--- Short problem ---
Extract all lines containing "лесах".

--- Material shown ---
=-=-=-=-=

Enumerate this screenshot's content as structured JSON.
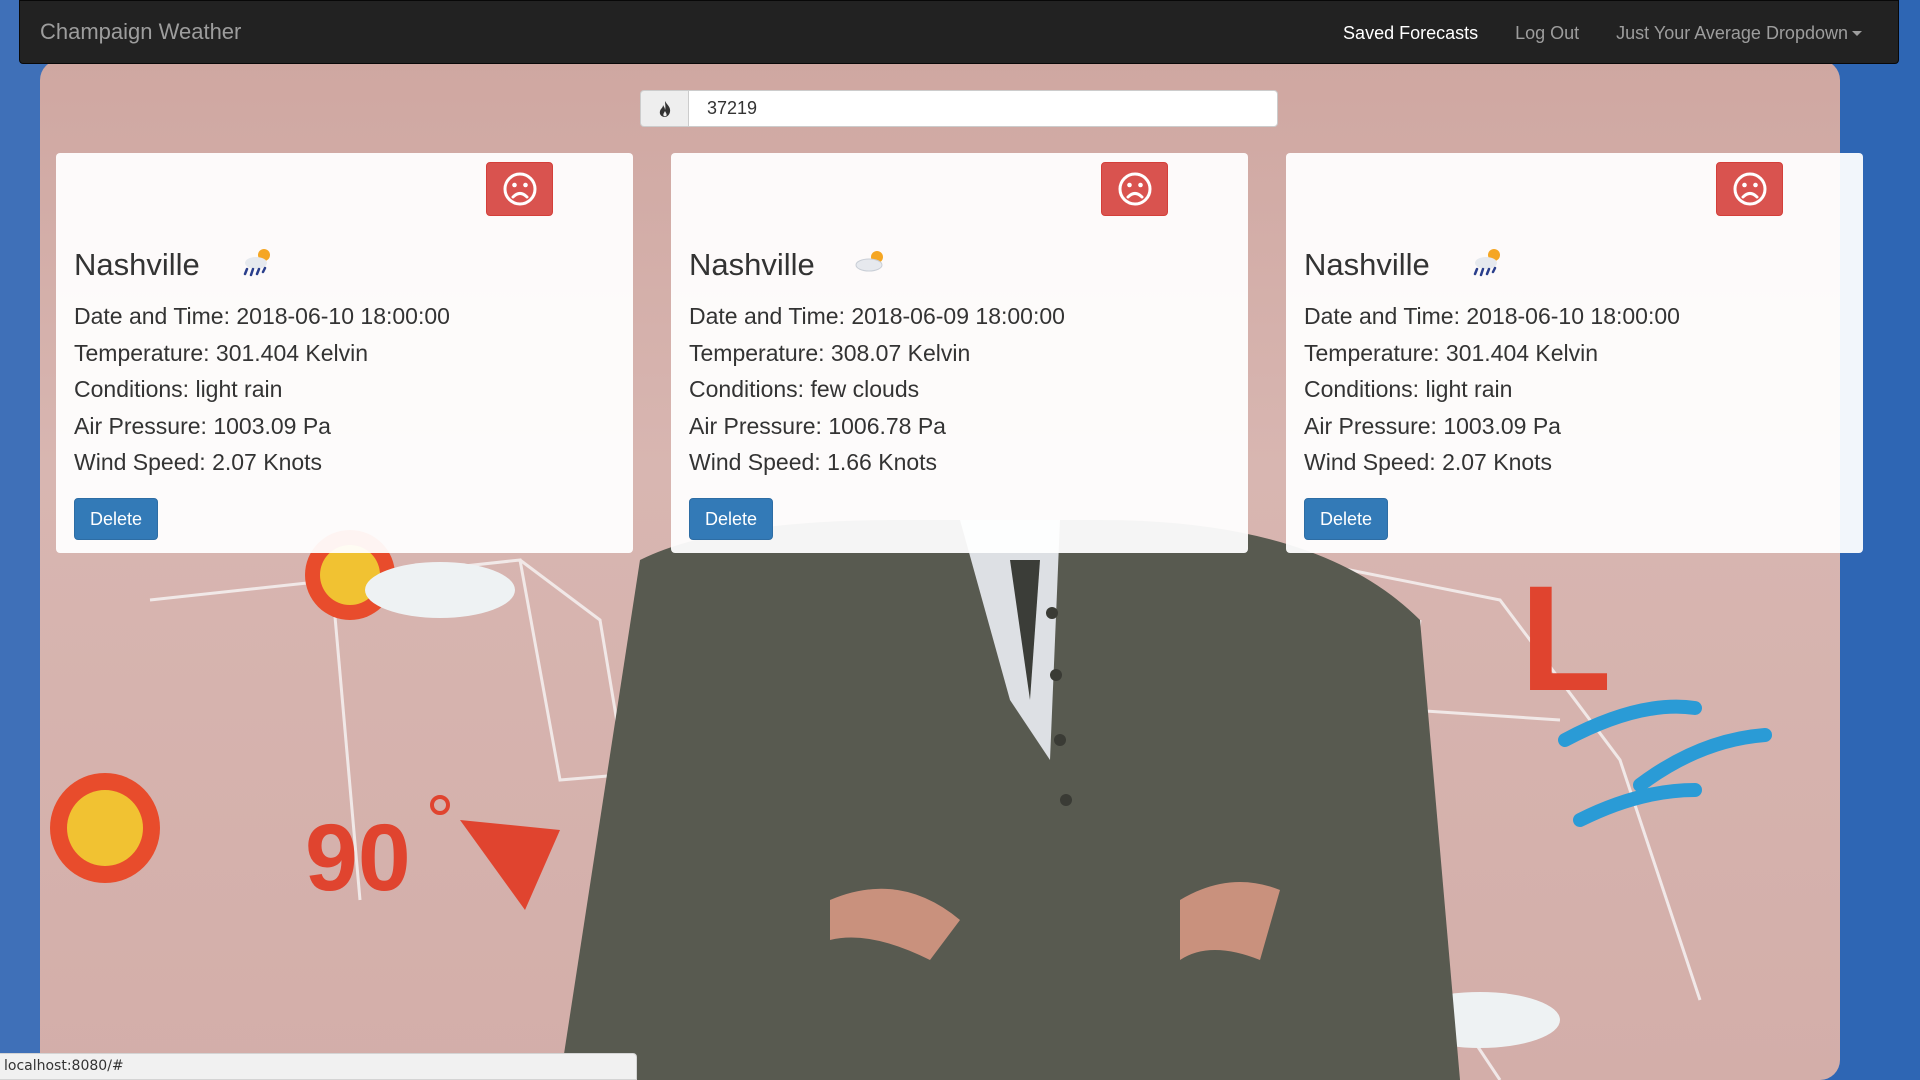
{
  "navbar": {
    "brand": "Champaign Weather",
    "links": [
      {
        "label": "Saved Forecasts",
        "active": true
      },
      {
        "label": "Log Out",
        "active": false
      },
      {
        "label": "Just Your Average Dropdown",
        "active": false
      }
    ]
  },
  "search": {
    "icon": "fire-icon",
    "value": "37219"
  },
  "forecasts": [
    {
      "city": "Nashville",
      "icon": "light-rain-icon",
      "date_time": "Date and Time: 2018-06-10 18:00:00",
      "temperature": "Temperature: 301.404 Kelvin",
      "conditions": "Conditions: light rain",
      "air_pressure": "Air Pressure: 1003.09 Pa",
      "wind_speed": "Wind Speed: 2.07 Knots",
      "delete_label": "Delete",
      "feedback_icon": "sad-face-icon"
    },
    {
      "city": "Nashville",
      "icon": "few-clouds-icon",
      "date_time": "Date and Time: 2018-06-09 18:00:00",
      "temperature": "Temperature: 308.07 Kelvin",
      "conditions": "Conditions: few clouds",
      "air_pressure": "Air Pressure: 1006.78 Pa",
      "wind_speed": "Wind Speed: 1.66 Knots",
      "delete_label": "Delete",
      "feedback_icon": "sad-face-icon"
    },
    {
      "city": "Nashville",
      "icon": "light-rain-icon",
      "date_time": "Date and Time: 2018-06-10 18:00:00",
      "temperature": "Temperature: 301.404 Kelvin",
      "conditions": "Conditions: light rain",
      "air_pressure": "Air Pressure: 1003.09 Pa",
      "wind_speed": "Wind Speed: 2.07 Knots",
      "delete_label": "Delete",
      "feedback_icon": "sad-face-icon"
    }
  ],
  "status_bar": {
    "url": "localhost:8080/#"
  },
  "colors": {
    "navbar_bg": "#222222",
    "danger": "#d9534f",
    "primary": "#337ab7"
  }
}
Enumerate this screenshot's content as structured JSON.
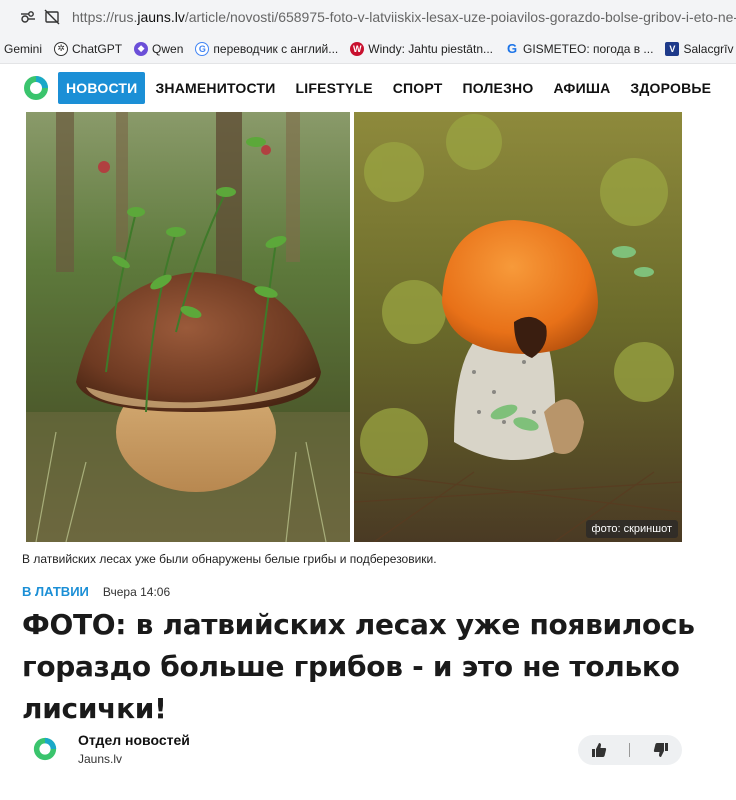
{
  "browser": {
    "url_prefix": "https://rus.",
    "url_domain": "jauns.lv",
    "url_path": "/article/novosti/658975-foto-v-latviiskix-lesax-uze-poiavilos-gorazdo-bolse-gribov-i-eto-ne-"
  },
  "bookmarks": [
    {
      "label": "Gemini",
      "icon": "gemini-icon"
    },
    {
      "label": "ChatGPT",
      "icon": "chatgpt-icon"
    },
    {
      "label": "Qwen",
      "icon": "qwen-icon"
    },
    {
      "label": "переводчик с англий...",
      "icon": "google-icon"
    },
    {
      "label": "Windy: Jahtu piestātn...",
      "icon": "windy-icon"
    },
    {
      "label": "GISMETEO: погода в ...",
      "icon": "gismeteo-icon"
    },
    {
      "label": "Salacgrīv",
      "icon": "v-icon"
    }
  ],
  "nav": {
    "items": [
      "НОВОСТИ",
      "ЗНАМЕНИТОСТИ",
      "LIFESTYLE",
      "СПОРТ",
      "ПОЛЕЗНО",
      "АФИША",
      "ЗДОРОВЬЕ"
    ],
    "active_index": 0
  },
  "article": {
    "photo_credit": "фото: скриншот",
    "caption": "В латвийских лесах уже были обнаружены белые грибы и подберезовики.",
    "category": "В ЛАТВИИ",
    "time": "Вчера 14:06",
    "headline": "ФОТО: в латвийских лесах уже появилось гораздо больше грибов - и это не только лисички!",
    "author_name": "Отдел новостей",
    "author_site": "Jauns.lv"
  },
  "colors": {
    "accent": "#1b8fd6",
    "logo_green": "#3ac46d",
    "logo_teal": "#1aa8c8"
  }
}
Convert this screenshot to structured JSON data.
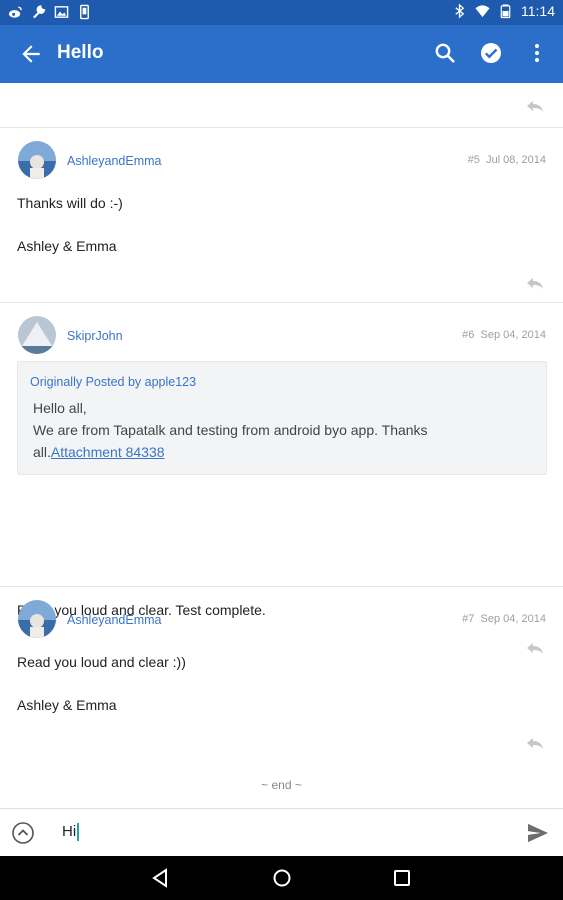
{
  "status_bar": {
    "time": "11:14",
    "left_icons": [
      "weibo-icon",
      "wrench-icon",
      "picture-icon",
      "phone-icon"
    ],
    "right_icons": [
      "bluetooth-icon",
      "wifi-icon",
      "battery-icon"
    ]
  },
  "app_bar": {
    "title": "Hello",
    "back_icon": "arrow-back-icon",
    "actions": [
      "search-icon",
      "check-circle-icon",
      "more-vert-icon"
    ]
  },
  "posts": [
    {
      "username": "AshleyandEmma",
      "number": "#5",
      "date": "Jul 08, 2014",
      "lines": [
        "Thanks will do :-)",
        "Ashley & Emma"
      ]
    },
    {
      "username": "SkiprJohn",
      "number": "#6",
      "date": "Sep 04, 2014",
      "quote": {
        "header": "Originally Posted by apple123",
        "line1": "Hello all,",
        "line2": "We are from Tapatalk and testing from android byo app. Thanks",
        "line3_prefix": "all.",
        "link": "Attachment 84338"
      },
      "lines": [
        "Read you loud and clear. Test complete."
      ]
    },
    {
      "username": "AshleyandEmma",
      "number": "#7",
      "date": "Sep 04, 2014",
      "lines": [
        "Read you loud and clear :))",
        "Ashley & Emma"
      ]
    }
  ],
  "end_label": "~ end ~",
  "composer": {
    "value": "Hi",
    "expand_icon": "chevron-up-circle-icon",
    "send_icon": "send-icon"
  },
  "nav_bar": [
    "back-triangle-icon",
    "home-circle-icon",
    "recents-square-icon"
  ],
  "colors": {
    "status_bar": "#1e5aad",
    "app_bar": "#2b6fcb",
    "link": "#3a74c8",
    "meta": "#9aa0a6"
  }
}
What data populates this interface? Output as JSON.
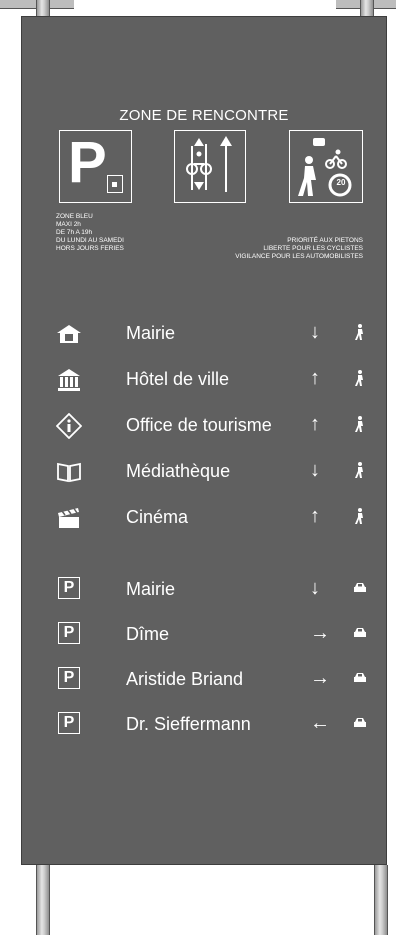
{
  "sign": {
    "zone_title": "ZONE DE RENCONTRE",
    "parking_text": [
      "ZONE BLEU",
      "MAXI 2h",
      "DE 7h A 19h",
      "DU LUNDI AU SAMEDI",
      "HORS JOURS FERIES"
    ],
    "priority_text": [
      "PRIORITÉ AUX PIETONS",
      "LIBERTE POUR LES CYCLISTES",
      "VIGILANCE POUR LES AUTOMOBILISTES"
    ],
    "speed_limit": "20",
    "parking_letter": "P"
  },
  "pedestrian_destinations": [
    {
      "label": "Mairie",
      "arrow": "↓",
      "icon": "town-hall-icon"
    },
    {
      "label": "Hôtel de ville",
      "arrow": "↑",
      "icon": "city-hall-icon"
    },
    {
      "label": "Office de tourisme",
      "arrow": "↑",
      "icon": "info-icon"
    },
    {
      "label": "Médiathèque",
      "arrow": "↓",
      "icon": "book-icon"
    },
    {
      "label": "Cinéma",
      "arrow": "↑",
      "icon": "clapperboard-icon"
    }
  ],
  "parking_destinations": [
    {
      "label": "Mairie",
      "arrow": "↓"
    },
    {
      "label": "Dîme",
      "arrow": "→"
    },
    {
      "label": "Aristide Briand",
      "arrow": "→"
    },
    {
      "label": "Dr. Sieffermann",
      "arrow": "←"
    }
  ],
  "colors": {
    "panel": "#606060",
    "text": "#ffffff",
    "post": "#cfcfcf"
  }
}
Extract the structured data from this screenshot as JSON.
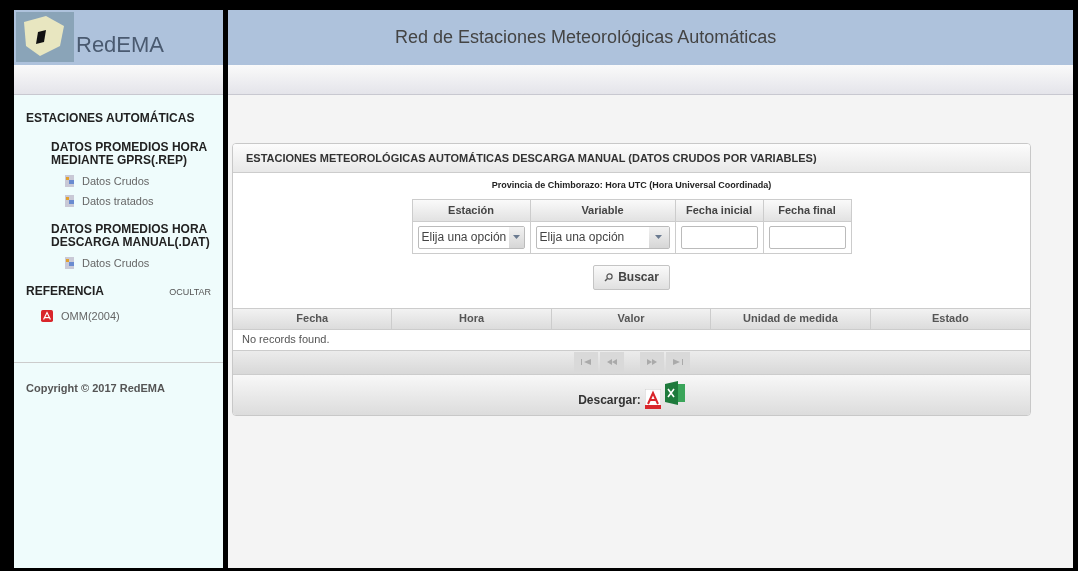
{
  "brand": {
    "name": "RedEMA"
  },
  "header": {
    "title": "Red de Estaciones Meteorológicas Automáticas"
  },
  "sidebar": {
    "heading": "ESTACIONES AUTOMÁTICAS",
    "groups": [
      {
        "title": "DATOS PROMEDIOS HORA MEDIANTE GPRS(.REP)",
        "items": [
          "Datos Crudos",
          "Datos tratados"
        ]
      },
      {
        "title": "DATOS PROMEDIOS HORA DESCARGA MANUAL(.DAT)",
        "items": [
          "Datos Crudos"
        ]
      }
    ],
    "reference": {
      "heading": "REFERENCIA",
      "toggle": "OCULTAR",
      "items": [
        "OMM(2004)"
      ]
    },
    "copyright": "Copyright © 2017 RedEMA"
  },
  "panel": {
    "title": "ESTACIONES METEOROLÓGICAS AUTOMÁTICAS DESCARGA MANUAL (DATOS CRUDOS POR VARIABLES)",
    "subtitle": "Provincia de Chimborazo: Hora UTC (Hora Universal Coordinada)",
    "filters": [
      {
        "kind": "select",
        "label": "Estación",
        "placeholder": "Elija una opción"
      },
      {
        "kind": "select",
        "label": "Variable",
        "placeholder": "Elija una opción"
      },
      {
        "kind": "date",
        "label": "Fecha inicial"
      },
      {
        "kind": "date",
        "label": "Fecha final"
      }
    ],
    "search_button": "Buscar",
    "table": {
      "columns": [
        "Fecha",
        "Hora",
        "Valor",
        "Unidad de medida",
        "Estado"
      ],
      "empty_message": "No records found."
    },
    "download_label": "Descargar:"
  }
}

=-=-=-=-=

--- Right answer ---
    "caption": "В латвийских лесах уже были обнаружены белые грибы и подберезовики.",
    "headline": "ФОТО: в латвийских лесах уже появилось гораздо больше грибов - и это не только лисички!",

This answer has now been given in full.